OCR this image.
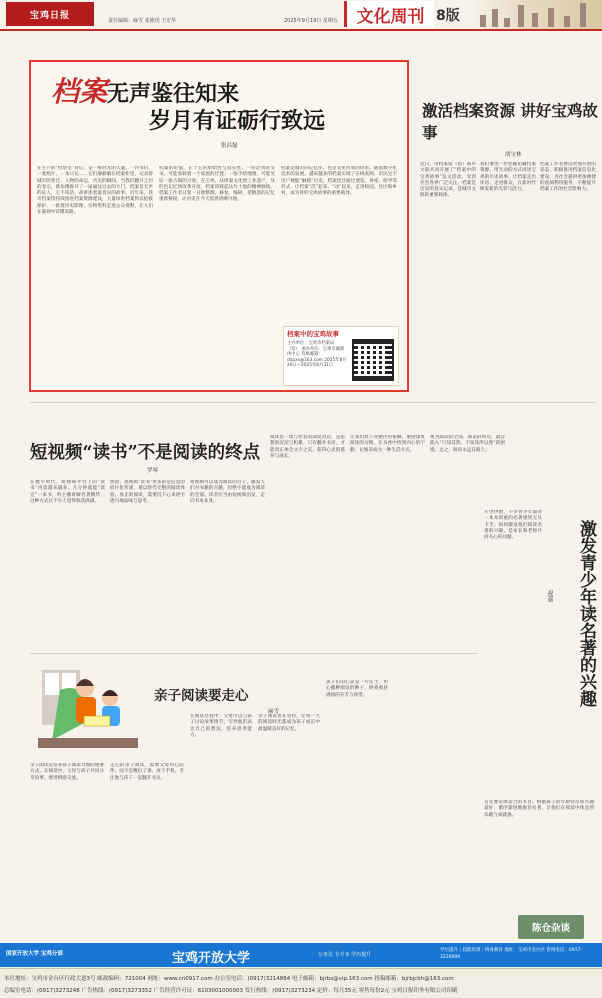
宝鸡日报
责任编辑：麻雪 张婕玥 王宏华	2025年9月19日 星期五	文化周刊 8版
档案无声鉴往知来
岁月有证砺行致远
张昌磊
在生产的“检察室”背后，是一座时光的大厦。一封书信、一张照片、一本日记……它们静静躺在档案柜里，记录着城市的变迁、人物的命运、历史的瞬间。当我们翻开尘封的卷宗，就仿佛推开了一扇通往过去的大门。档案是无声的证人，它不说话，却讲述着最真实的故事。近年来，我市档案馆持续推进档案资源建设，大量珍贵档案得以抢救保护，一批批历史影像、实物资料走进公众视野，让人们在凝视中读懂来路。
档案的价值，在于它的原始性与真实性。一份泛黄的文书，可能承载着一个家族的迁徙；一张手绘地图，可能见证一座古镇的兴衰。在宝鸡，从周秦文化到工业遗产，从红色记忆到改革开放，档案串联起这片土地的精神脉络。档案工作者日复一日地整理、修复、编研，把散落的记忆重新拼接，让历史在今天依然清晰可感。
档案是城市的记忆库，也是文化传承的纽带。随着数字化技术的发展，越来越多的档案实现了在线查阅，市民足不出户便能“触摸”历史。档案馆还通过展览、讲座、研学等形式，让档案“活”起来、“动”起来，走进校园、社区和乡村，成为讲好宝鸡故事的重要载体。
档案中的宝鸡故事
主办单位：宝鸡市档案局（馆） 承办单位：宝鸡市融媒体中心 投稿邮箱：dapxs@163.com 2025年8月20日—2025年8月31日
激活档案资源 讲好宝鸡故事
胡宝林
近日，市档案馆（馆）和市文联共同开展了“档案中的宝鸡故事”征文活动，受到社会各界广泛关注。档案是历史的真实记录，是城市文脉的重要载体。
我们要进一步挖掘馆藏档案资源，用生动的方式讲述宝鸡的历史故事，让档案走出库房、走进群众，在新时代焕发新的光彩与活力。
档案工作者要以更加开放的姿态，积极推进档案信息化建设，为社会提供更加便捷的查阅利用服务，不断提升档案工作的社会影响力。
短视频“读书”不是阅读的终点
罗琴
在数字时代，短视频平台上的“读书”内容越来越多。几分钟就能“读完”一本书，听主播讲解名著精华，这种方式让不少人觉得收获满满。
然而，短视频“读书”更多的是信息的碎片化传递，难以替代完整的阅读体验。真正的阅读，需要沉下心来逐字逐句地品味与思考。
短视频可以成为阅读的引子，激发人们对书籍的兴趣，但绝不能成为阅读的全部。读者应当由短视频出发，走向书本本身。
阅读是一场与作者的深度对话，是思想的沉淀与积累。只有翻开书页，才能真正体会文字之美，获得心灵的滋养与成长。
让我们放下对捷径的依赖，重拾深度阅读的习惯，在书香中找到内心的宁静，让阅读成为一种生活方式。
视为阅读的全部，阅读的终点，就会陷入“只知其然，不知其所以然”的困境。总之，阅读永远在路上。
激发青少年读名著的兴趣
祝嘉
开学伊始，不少青少年面对一本本厚重的名著感到无从下手。如何激发他们阅读名著的兴趣，是家长和老师共同关心的问题。
首先要选择适合的书目。根据孩子的年龄特点和兴趣爱好，循序渐进地推荐名著，让他们在阅读中体会到乐趣与成就感。
陈仓杂谈
亲子阅读要走心
麻雪
亲子阅读是培养孩子阅读习惯的重要方式。在阅读中，父母与孩子共同分享故事，增进情感交流。
走心的亲子阅读，需要父母用心陪伴，而不是敷衍了事。放下手机，专注地与孩子一起翻开书页。
在阅读过程中，父母可以与孩子讨论故事情节，引导他们表达自己的想法，培养思考能力。
亲子阅读贵在坚持，让每一天的阅读时光都成为孩子成长中最温暖美好的记忆。
孩子们的心灵是一片沃土，用心播种阅读的种子，终将收获满园的芬芳与希望。
国家开放大学 宝鸡分部	宝鸡开放大学	公务员 专升本 学历提升
学历提升｜技能培训｜终身教育 地址：宝鸡市金台区 咨询电话：0917-3220099
本社地址：宝鸡市金台区行政大道3号 邮政编码：721004 网址：www.cn0917.com 办公室电话：(0917)3214884 电子邮箱：bjrbs@vip.163.com 投稿邮箱：bjrbjcbh@163.com
总编室电话：(0917)3273248 广告热线：(0917)3273352 广告经营许可证：6103001000003 发行热线：(0917)3273234 定价：每月35元 零售每份2元 宝鸡日报印务有限公司印刷
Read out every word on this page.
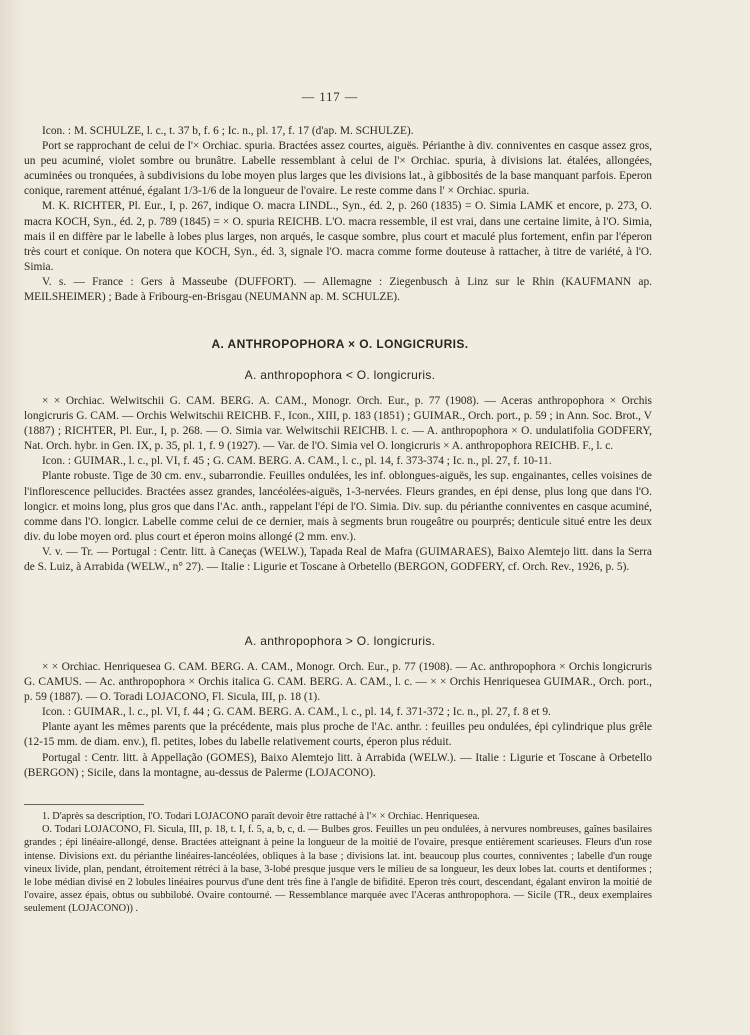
— 117 —

Icon. : M. SCHULZE, l. c., t. 37 b, f. 6 ; Ic. n., pl. 17, f. 17 (d'ap. M. SCHULZE).

Port se rapprochant de celui de l'× Orchiac. spuria. Bractées assez courtes, aiguës. Périanthe à div. conniventes en casque assez gros, un peu acuminé, violet sombre ou brunâtre. Labelle ressemblant à celui de l'× Orchiac. spuria, à divisions lat. étalées, allongées, acuminées ou tronquées, à subdivisions du lobe moyen plus larges que les divisions lat., à gibbosités de la base manquant parfois. Eperon conique, rarement atténué, égalant 1/3-1/6 de la longueur de l'ovaire. Le reste comme dans l' × Orchiac. spuria.

M. K. RICHTER, Pl. Eur., I, p. 267, indique O. macra LINDL., Syn., éd. 2, p. 260 (1835) = O. Simia LAMK et encore, p. 273, O. macra KOCH, Syn., éd. 2, p. 789 (1845) = × O. spuria REICHB. L'O. macra ressemble, il est vrai, dans une certaine limite, à l'O. Simia, mais il en diffère par le labelle à lobes plus larges, non arqués, le casque sombre, plus court et maculé plus fortement, enfin par l'éperon très court et conique. On notera que KOCH, Syn., éd. 3, signale l'O. macra comme forme douteuse à rattacher, à titre de variété, à l'O. Simia.

V. s. — France : Gers à Masseube (DUFFORT). — Allemagne : Ziegenbusch à Linz sur le Rhin (KAUFMANN ap. MEILSHEIMER) ; Bade à Fribourg-en-Brisgau (NEUMANN ap. M. SCHULZE).

A. ANTHROPOPHORA × O. LONGICRURIS.
A. anthropophora < O. longicruris.

× × Orchiac. Welwitschii G. CAM. BERG. A. CAM., Monogr. Orch. Eur., p. 77 (1908). — Aceras anthropophora × Orchis longicruris G. CAM. — Orchis Welwitschii REICHB. F., Icon., XIII, p. 183 (1851) ; GUIMAR., Orch. port., p. 59 ; in Ann. Soc. Brot., V (1887) ; RICHTER, Pl. Eur., I, p. 268. — O. Simia var. Welwitschii REICHB. l. c. — A. anthropophora × O. undulatifolia GODFERY, Nat. Orch. hybr. in Gen. IX, p. 35, pl. 1, f. 9 (1927). — Var. de l'O. Simia vel O. longicruris × A. anthropophora REICHB. F., l. c.

Icon. : GUIMAR., l. c., pl. VI, f. 45 ; G. CAM. BERG. A. CAM., l. c., pl. 14, f. 373-374 ; Ic. n., pl. 27, f. 10-11.

Plante robuste. Tige de 30 cm. env., subarrondie. Feuilles ondulées, les inf. oblongues-aiguës, les sup. engainantes, celles voisines de l'inflorescence pellucides. Bractées assez grandes, lancéolées-aiguës, 1-3-nervées. Fleurs grandes, en épi dense, plus long que dans l'O. longicr. et moins long, plus gros que dans l'Ac. anth., rappelant l'épi de l'O. Simia. Div. sup. du périanthe conniventes en casque acuminé, comme dans l'O. longicr. Labelle comme celui de ce dernier, mais à segments brun rougeâtre ou pourprés; denticule situé entre les deux div. du lobe moyen ord. plus court et éperon moins allongé (2 mm. env.).

V. v. — Tr. — Portugal : Centr. litt. à Caneças (WELW.), Tapada Real de Mafra (GUIMARAES), Baixo Alemtejo litt. dans la Serra de S. Luiz, à Arrabida (WELW., n° 27). — Italie : Ligurie et Toscane à Orbetello (BERGON, GODFERY, cf. Orch. Rev., 1926, p. 5).

A. anthropophora > O. longicruris.

× × Orchiac. Henriquesea G. CAM. BERG. A. CAM., Monogr. Orch. Eur., p. 77 (1908). — Ac. anthropophora × Orchis longicruris G. CAMUS. — Ac. anthropophora × Orchis italica G. CAM. BERG. A. CAM., l. c. — × × Orchis Henriquesea GUIMAR., Orch. port., p. 59 (1887). — O. Toradi LOJACONO, Fl. Sicula, III, p. 18 (1).

Icon. : GUIMAR., l. c., pl. VI, f. 44 ; G. CAM. BERG. A. CAM., l. c., pl. 14, f. 371-372 ; Ic. n., pl. 27, f. 8 et 9.

Plante ayant les mêmes parents que la précédente, mais plus proche de l'Ac. anthr. : feuilles peu ondulées, épi cylindrique plus grêle (12-15 mm. de diam. env.), fl. petites, lobes du labelle relativement courts, éperon plus réduit.

Portugal : Centr. litt. à Appellação (GOMES), Baixo Alemtejo litt. à Arrabida (WELW.). — Italie : Ligurie et Toscane à Orbetello (BERGON) ; Sicile, dans la montagne, au-dessus de Palerme (LOJACONO).

1. D'après sa description, l'O. Todari LOJACONO paraît devoir être rattaché à l'× × Orchiac. Henriquesea.

O. Todari LOJACONO, Fl. Sicula, III, p. 18, t. I, f. 5, a, b, c, d. — Bulbes gros. Feuilles un peu ondulées, à nervures nombreuses, gaînes basilaires grandes ; épi linéaire-allongé, dense. Bractées atteignant à peine la longueur de la moitié de l'ovaire, presque entièrement scarieuses. Fleurs d'un rose intense. Divisions ext. du périanthe linéaires-lancéolées, obliques à la base ; divisions lat. int. beaucoup plus courtes, conniventes ; labelle d'un rouge vineux livide, plan, pendant, étroitement rétréci à la base, 3-lobé presque jusque vers le milieu de sa longueur, les deux lobes lat. courts et dentiformes ; le lobe médian divisé en 2 lobules linéaires pourvus d'une dent très fine à l'angle de bifidité. Eperon très court, descendant, égalant environ la moitié de l'ovaire, assez épais, obtus ou subbilobé. Ovaire contourné. — Ressemblance marquée avec l'Aceras anthropophora. — Sicile (TR., deux exemplaires seulement (LOJACONO)) .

Required work:
Identify the lines of the data that contain the word "conique". Copy each of them.

Result of this task:
Port se rapprochant de celui de l'× Orchiac. spuria. Bractées assez courtes, aiguës. Périanthe à div. conniventes en casque assez gros, un peu acuminé, violet sombre ou brunâtre. Labelle ressemblant à celui de l'× Orchiac. spuria, à divisions lat. étalées, allongées, acuminées ou tronquées, à subdivisions du lobe moyen plus larges que les divisions lat., à gibbosités de la base manquant parfois. Eperon conique, rarement atténué, égalant 1/3-1/6 de la longueur de l'ovaire. Le reste comme dans l' × Orchiac. spuria.
M. K. RICHTER, Pl. Eur., I, p. 267, indique O. macra LINDL., Syn., éd. 2, p. 260 (1835) = O. Simia LAMK et encore, p. 273, O. macra KOCH, Syn., éd. 2, p. 789 (1845) = × O. spuria REICHB. L'O. macra ressemble, il est vrai, dans une certaine limite, à l'O. Simia, mais il en diffère par le labelle à lobes plus larges, non arqués, le casque sombre, plus court et maculé plus fortement, enfin par l'éperon très court et conique. On notera que KOCH, Syn., éd. 3, signale l'O. macra comme forme douteuse à rattacher, à titre de variété, à l'O. Simia.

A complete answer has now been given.